**EXERCISE**
Return the records exactly as they are.

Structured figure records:
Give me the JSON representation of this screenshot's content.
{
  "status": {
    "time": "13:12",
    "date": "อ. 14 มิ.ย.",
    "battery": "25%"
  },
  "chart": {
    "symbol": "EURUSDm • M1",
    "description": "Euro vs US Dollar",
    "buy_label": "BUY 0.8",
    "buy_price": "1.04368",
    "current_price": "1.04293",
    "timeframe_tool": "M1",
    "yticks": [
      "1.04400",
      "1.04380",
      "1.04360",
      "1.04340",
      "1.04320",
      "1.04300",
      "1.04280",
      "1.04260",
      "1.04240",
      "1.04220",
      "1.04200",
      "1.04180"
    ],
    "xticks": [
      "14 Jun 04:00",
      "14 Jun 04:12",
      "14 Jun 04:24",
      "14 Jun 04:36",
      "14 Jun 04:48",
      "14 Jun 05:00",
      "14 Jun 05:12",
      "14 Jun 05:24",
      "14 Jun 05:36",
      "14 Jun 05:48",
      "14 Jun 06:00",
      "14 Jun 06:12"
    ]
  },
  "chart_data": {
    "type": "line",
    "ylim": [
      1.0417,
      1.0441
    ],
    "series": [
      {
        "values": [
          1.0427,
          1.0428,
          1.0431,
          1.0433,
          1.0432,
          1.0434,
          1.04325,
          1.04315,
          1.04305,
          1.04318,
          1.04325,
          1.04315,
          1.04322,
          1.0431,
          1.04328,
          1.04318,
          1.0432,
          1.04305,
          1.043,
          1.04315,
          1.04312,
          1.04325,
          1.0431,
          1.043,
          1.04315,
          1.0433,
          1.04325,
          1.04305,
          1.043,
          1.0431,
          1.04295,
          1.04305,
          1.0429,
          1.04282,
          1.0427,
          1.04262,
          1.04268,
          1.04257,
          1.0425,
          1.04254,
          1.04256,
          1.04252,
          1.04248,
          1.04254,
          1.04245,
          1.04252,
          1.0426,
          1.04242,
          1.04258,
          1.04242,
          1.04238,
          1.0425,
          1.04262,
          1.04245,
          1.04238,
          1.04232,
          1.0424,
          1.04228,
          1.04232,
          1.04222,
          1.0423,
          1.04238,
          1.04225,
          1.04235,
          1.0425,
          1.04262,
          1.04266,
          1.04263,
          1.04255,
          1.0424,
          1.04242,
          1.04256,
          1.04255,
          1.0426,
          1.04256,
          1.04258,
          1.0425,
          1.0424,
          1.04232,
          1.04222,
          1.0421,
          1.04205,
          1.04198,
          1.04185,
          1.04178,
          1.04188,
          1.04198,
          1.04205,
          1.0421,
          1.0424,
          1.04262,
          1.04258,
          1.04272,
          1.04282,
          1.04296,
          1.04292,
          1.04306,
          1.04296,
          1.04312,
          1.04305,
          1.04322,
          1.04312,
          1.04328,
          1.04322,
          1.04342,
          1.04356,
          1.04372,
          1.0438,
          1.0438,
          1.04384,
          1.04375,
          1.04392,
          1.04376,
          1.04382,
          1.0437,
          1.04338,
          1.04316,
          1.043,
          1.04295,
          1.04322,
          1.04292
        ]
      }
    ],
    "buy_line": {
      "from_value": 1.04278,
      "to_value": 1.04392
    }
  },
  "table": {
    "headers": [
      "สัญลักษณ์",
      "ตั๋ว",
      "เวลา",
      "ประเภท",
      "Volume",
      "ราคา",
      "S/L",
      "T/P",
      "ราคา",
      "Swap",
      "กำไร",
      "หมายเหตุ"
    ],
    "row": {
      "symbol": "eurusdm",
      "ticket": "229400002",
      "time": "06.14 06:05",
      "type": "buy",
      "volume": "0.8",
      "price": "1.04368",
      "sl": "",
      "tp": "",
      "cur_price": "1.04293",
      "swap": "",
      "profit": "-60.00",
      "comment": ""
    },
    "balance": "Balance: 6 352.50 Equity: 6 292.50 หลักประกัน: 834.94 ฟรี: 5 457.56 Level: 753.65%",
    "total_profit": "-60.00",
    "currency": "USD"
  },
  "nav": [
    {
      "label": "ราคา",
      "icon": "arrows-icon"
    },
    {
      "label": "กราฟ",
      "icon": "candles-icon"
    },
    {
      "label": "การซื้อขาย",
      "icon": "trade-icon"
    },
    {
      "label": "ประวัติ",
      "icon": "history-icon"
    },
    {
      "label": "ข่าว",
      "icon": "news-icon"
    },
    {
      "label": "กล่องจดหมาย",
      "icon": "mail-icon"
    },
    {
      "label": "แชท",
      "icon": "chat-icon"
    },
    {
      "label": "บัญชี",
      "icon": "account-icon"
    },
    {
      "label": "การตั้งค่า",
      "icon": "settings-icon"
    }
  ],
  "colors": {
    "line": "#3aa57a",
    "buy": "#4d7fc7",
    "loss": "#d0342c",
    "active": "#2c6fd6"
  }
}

**REPLY TO THE EXERCISE**
Give me the JSON representation of this screenshot's content.
{
  "status": {
    "time": "13:12",
    "date": "อ. 14 มิ.ย.",
    "battery": "25%"
  },
  "chart": {
    "symbol": "EURUSDm • M1",
    "description": "Euro vs US Dollar",
    "buy_label": "BUY 0.8",
    "buy_price": "1.04368",
    "current_price": "1.04293",
    "timeframe_tool": "M1",
    "yticks": [
      "1.04400",
      "1.04380",
      "1.04360",
      "1.04340",
      "1.04320",
      "1.04300",
      "1.04280",
      "1.04260",
      "1.04240",
      "1.04220",
      "1.04200",
      "1.04180"
    ],
    "xticks": [
      "14 Jun 04:00",
      "14 Jun 04:12",
      "14 Jun 04:24",
      "14 Jun 04:36",
      "14 Jun 04:48",
      "14 Jun 05:00",
      "14 Jun 05:12",
      "14 Jun 05:24",
      "14 Jun 05:36",
      "14 Jun 05:48",
      "14 Jun 06:00",
      "14 Jun 06:12"
    ]
  },
  "chart_data": {
    "type": "line",
    "ylim": [
      1.0417,
      1.0441
    ],
    "series": [
      {
        "values": [
          1.0427,
          1.0428,
          1.0431,
          1.0433,
          1.0432,
          1.0434,
          1.04325,
          1.04315,
          1.04305,
          1.04318,
          1.04325,
          1.04315,
          1.04322,
          1.0431,
          1.04328,
          1.04318,
          1.0432,
          1.04305,
          1.043,
          1.04315,
          1.04312,
          1.04325,
          1.0431,
          1.043,
          1.04315,
          1.0433,
          1.04325,
          1.04305,
          1.043,
          1.0431,
          1.04295,
          1.04305,
          1.0429,
          1.04282,
          1.0427,
          1.04262,
          1.04268,
          1.04257,
          1.0425,
          1.04254,
          1.04256,
          1.04252,
          1.04248,
          1.04254,
          1.04245,
          1.04252,
          1.0426,
          1.04242,
          1.04258,
          1.04242,
          1.04238,
          1.0425,
          1.04262,
          1.04245,
          1.04238,
          1.04232,
          1.0424,
          1.04228,
          1.04232,
          1.04222,
          1.0423,
          1.04238,
          1.04225,
          1.04235,
          1.0425,
          1.04262,
          1.04266,
          1.04263,
          1.04255,
          1.0424,
          1.04242,
          1.04256,
          1.04255,
          1.0426,
          1.04256,
          1.04258,
          1.0425,
          1.0424,
          1.04232,
          1.04222,
          1.0421,
          1.04205,
          1.04198,
          1.04185,
          1.04178,
          1.04188,
          1.04198,
          1.04205,
          1.0421,
          1.0424,
          1.04262,
          1.04258,
          1.04272,
          1.04282,
          1.04296,
          1.04292,
          1.04306,
          1.04296,
          1.04312,
          1.04305,
          1.04322,
          1.04312,
          1.04328,
          1.04322,
          1.04342,
          1.04356,
          1.04372,
          1.0438,
          1.0438,
          1.04384,
          1.04375,
          1.04392,
          1.04376,
          1.04382,
          1.0437,
          1.04338,
          1.04316,
          1.043,
          1.04295,
          1.04322,
          1.04292
        ]
      }
    ],
    "buy_line": {
      "from_value": 1.04278,
      "to_value": 1.04392
    }
  },
  "table": {
    "headers": [
      "สัญลักษณ์",
      "ตั๋ว",
      "เวลา",
      "ประเภท",
      "Volume",
      "ราคา",
      "S/L",
      "T/P",
      "ราคา",
      "Swap",
      "กำไร",
      "หมายเหตุ"
    ],
    "row": {
      "symbol": "eurusdm",
      "ticket": "229400002",
      "time": "06.14 06:05",
      "type": "buy",
      "volume": "0.8",
      "price": "1.04368",
      "sl": "",
      "tp": "",
      "cur_price": "1.04293",
      "swap": "",
      "profit": "-60.00",
      "comment": ""
    },
    "balance": "Balance: 6 352.50 Equity: 6 292.50 หลักประกัน: 834.94 ฟรี: 5 457.56 Level: 753.65%",
    "total_profit": "-60.00",
    "currency": "USD"
  },
  "nav": [
    {
      "label": "ราคา",
      "icon": "arrows-icon"
    },
    {
      "label": "กราฟ",
      "icon": "candles-icon"
    },
    {
      "label": "การซื้อขาย",
      "icon": "trade-icon"
    },
    {
      "label": "ประวัติ",
      "icon": "history-icon"
    },
    {
      "label": "ข่าว",
      "icon": "news-icon"
    },
    {
      "label": "กล่องจดหมาย",
      "icon": "mail-icon"
    },
    {
      "label": "แชท",
      "icon": "chat-icon"
    },
    {
      "label": "บัญชี",
      "icon": "account-icon"
    },
    {
      "label": "การตั้งค่า",
      "icon": "settings-icon"
    }
  ],
  "colors": {
    "line": "#3aa57a",
    "buy": "#4d7fc7",
    "loss": "#d0342c",
    "active": "#2c6fd6"
  }
}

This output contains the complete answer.